-- Begin Data to process --
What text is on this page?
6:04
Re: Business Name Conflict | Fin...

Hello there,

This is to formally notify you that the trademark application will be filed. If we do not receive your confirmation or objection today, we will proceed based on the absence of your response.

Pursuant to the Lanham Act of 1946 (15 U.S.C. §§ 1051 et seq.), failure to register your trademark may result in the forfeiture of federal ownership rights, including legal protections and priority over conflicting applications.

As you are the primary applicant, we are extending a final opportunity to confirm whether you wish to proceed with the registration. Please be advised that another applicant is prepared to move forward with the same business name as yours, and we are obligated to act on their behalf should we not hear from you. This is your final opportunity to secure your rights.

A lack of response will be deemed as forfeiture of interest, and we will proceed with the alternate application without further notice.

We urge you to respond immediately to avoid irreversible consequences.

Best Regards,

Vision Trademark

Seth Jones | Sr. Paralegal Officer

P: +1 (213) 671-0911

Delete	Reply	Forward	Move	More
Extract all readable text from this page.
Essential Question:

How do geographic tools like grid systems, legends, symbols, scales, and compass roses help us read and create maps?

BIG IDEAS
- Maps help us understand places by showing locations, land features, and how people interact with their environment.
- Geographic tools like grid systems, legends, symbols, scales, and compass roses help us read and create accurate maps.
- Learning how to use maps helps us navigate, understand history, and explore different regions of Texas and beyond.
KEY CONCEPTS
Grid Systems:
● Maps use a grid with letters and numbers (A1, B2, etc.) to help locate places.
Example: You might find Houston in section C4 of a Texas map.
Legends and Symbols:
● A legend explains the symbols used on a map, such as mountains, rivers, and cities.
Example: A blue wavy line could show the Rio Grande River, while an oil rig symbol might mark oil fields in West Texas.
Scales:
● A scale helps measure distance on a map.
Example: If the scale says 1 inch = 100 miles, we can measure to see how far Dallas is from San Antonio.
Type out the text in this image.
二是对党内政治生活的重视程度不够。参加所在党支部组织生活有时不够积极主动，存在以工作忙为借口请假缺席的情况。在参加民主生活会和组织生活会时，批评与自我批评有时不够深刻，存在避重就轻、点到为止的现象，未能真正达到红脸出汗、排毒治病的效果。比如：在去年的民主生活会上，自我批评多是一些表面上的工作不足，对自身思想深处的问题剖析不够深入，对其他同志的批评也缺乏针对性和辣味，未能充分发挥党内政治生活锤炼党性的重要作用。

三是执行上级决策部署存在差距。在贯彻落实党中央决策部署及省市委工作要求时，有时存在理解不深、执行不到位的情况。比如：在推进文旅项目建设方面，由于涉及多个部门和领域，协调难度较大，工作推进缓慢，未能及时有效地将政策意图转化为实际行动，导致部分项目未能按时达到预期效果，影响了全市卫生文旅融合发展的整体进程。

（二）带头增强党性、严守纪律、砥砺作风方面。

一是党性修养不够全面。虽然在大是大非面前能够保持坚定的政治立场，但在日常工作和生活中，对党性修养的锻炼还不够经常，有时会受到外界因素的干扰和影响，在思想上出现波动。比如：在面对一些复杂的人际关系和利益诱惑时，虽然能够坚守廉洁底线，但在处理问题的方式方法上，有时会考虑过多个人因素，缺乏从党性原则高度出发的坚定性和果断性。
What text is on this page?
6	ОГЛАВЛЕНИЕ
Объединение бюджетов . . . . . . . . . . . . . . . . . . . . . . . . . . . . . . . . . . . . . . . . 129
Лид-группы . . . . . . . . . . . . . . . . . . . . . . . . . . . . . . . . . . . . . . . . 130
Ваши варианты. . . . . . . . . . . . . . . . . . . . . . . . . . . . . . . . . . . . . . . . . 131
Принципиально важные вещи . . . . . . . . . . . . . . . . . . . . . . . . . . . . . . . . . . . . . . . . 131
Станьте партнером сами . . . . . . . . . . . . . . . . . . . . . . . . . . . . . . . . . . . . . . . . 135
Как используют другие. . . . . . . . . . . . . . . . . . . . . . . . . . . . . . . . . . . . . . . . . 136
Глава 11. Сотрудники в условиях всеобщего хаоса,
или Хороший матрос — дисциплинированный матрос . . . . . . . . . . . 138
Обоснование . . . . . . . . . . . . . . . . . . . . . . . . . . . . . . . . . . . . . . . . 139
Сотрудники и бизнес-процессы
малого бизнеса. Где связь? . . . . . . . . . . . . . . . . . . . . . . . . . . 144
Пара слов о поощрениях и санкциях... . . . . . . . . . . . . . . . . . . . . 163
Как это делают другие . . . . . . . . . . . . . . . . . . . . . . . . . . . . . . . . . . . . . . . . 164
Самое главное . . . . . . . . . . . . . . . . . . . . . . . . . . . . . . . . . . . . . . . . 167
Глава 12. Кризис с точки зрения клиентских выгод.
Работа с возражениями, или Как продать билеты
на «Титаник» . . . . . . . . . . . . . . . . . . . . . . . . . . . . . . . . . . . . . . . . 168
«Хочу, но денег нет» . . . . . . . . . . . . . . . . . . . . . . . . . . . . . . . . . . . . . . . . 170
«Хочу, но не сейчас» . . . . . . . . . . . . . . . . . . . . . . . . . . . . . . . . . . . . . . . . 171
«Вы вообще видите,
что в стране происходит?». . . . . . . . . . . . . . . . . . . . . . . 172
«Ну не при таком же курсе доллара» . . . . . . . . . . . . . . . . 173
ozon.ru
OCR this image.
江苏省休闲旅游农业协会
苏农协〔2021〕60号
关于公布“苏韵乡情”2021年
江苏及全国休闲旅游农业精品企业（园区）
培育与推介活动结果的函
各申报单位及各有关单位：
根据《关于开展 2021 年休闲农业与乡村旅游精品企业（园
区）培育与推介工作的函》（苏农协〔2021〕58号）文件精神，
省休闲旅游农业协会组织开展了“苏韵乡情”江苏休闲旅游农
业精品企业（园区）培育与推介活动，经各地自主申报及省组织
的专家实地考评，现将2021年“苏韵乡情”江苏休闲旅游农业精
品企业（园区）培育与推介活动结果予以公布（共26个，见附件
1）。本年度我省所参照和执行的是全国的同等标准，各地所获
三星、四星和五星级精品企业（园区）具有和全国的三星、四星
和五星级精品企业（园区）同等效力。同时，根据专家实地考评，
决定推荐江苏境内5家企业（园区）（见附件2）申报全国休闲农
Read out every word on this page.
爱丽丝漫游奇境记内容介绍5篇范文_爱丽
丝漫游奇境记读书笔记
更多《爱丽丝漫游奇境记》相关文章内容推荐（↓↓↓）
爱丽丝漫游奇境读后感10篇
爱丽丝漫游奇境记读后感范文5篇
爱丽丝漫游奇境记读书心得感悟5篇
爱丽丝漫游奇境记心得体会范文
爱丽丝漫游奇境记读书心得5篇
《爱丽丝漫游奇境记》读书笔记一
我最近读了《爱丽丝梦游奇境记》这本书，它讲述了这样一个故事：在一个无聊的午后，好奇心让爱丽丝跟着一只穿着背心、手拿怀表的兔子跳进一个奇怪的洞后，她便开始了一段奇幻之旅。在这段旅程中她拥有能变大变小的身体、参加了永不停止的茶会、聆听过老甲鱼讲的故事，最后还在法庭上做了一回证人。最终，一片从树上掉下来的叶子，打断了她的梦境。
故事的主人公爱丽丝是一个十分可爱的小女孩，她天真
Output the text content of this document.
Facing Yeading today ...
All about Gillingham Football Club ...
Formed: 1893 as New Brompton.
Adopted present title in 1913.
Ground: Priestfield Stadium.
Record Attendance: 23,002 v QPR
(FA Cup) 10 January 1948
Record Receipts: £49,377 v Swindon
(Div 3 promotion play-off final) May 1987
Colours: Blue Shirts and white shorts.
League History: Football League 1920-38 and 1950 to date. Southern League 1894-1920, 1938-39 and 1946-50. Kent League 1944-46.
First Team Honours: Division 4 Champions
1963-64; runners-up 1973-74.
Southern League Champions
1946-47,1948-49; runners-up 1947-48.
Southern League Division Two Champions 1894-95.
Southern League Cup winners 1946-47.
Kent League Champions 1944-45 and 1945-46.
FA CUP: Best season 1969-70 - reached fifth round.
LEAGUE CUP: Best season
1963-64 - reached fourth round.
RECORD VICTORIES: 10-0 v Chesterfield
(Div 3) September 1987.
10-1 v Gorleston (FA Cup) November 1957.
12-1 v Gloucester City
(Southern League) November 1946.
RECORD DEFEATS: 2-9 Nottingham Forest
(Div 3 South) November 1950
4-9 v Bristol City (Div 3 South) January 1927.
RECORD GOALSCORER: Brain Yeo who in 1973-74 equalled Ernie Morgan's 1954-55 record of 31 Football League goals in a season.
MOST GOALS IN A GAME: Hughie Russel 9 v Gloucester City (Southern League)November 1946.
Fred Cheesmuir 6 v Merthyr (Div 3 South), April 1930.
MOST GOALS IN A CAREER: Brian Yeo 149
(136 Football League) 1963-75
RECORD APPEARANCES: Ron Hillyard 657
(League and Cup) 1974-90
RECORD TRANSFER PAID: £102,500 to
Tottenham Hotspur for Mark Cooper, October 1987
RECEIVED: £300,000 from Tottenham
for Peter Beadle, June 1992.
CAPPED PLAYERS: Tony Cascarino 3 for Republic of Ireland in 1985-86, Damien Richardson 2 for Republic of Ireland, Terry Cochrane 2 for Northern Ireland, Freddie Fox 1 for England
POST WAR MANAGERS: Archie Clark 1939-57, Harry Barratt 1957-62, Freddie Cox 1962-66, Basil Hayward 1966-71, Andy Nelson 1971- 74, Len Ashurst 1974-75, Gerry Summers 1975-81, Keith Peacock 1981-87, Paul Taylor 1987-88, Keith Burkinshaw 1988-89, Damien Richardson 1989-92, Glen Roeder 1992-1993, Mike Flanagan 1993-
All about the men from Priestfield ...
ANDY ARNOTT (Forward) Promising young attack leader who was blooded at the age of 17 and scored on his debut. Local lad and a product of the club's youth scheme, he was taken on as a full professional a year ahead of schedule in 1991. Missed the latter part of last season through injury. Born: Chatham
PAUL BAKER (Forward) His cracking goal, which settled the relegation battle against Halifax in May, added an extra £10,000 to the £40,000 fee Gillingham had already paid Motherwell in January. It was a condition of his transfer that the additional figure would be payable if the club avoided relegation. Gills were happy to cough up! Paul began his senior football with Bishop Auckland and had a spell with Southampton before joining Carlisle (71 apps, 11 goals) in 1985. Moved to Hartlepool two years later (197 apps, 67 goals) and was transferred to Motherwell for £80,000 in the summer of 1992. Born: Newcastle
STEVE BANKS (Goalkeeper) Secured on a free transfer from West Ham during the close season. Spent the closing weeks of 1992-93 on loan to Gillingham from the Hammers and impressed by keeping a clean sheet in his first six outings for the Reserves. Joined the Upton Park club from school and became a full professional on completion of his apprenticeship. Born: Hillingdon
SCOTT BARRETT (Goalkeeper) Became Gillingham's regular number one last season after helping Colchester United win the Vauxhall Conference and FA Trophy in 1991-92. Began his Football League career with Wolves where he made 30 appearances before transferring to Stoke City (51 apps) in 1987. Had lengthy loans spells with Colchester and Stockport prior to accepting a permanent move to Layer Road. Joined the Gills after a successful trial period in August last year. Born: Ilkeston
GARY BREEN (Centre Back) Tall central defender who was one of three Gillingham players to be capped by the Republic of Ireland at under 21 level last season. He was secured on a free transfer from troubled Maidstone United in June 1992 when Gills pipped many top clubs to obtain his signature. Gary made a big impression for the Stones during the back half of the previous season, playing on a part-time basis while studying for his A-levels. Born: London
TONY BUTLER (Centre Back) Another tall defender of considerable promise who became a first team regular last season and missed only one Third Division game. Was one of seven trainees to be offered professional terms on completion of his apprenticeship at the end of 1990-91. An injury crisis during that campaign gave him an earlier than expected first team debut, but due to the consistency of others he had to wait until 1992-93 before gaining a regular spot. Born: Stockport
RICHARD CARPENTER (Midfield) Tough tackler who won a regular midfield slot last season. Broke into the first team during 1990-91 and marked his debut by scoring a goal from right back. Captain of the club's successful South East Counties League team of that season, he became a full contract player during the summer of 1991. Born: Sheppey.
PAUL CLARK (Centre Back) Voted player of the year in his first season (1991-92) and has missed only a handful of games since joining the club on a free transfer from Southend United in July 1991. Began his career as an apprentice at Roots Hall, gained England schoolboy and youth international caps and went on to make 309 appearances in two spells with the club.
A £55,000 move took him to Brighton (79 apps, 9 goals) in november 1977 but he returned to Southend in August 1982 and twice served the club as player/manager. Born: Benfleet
-- End Data to process --
# [What you have to do]
Show the lines of the material that contain the word "will".

# [Output]
This is to formally notify you that the trademark application will be filed. If we do not receive your confirmation or objection today, we will proceed based on the absence of your response.
A lack of response will be deemed as forfeiture of interest, and we will proceed with the alternate application without further notice.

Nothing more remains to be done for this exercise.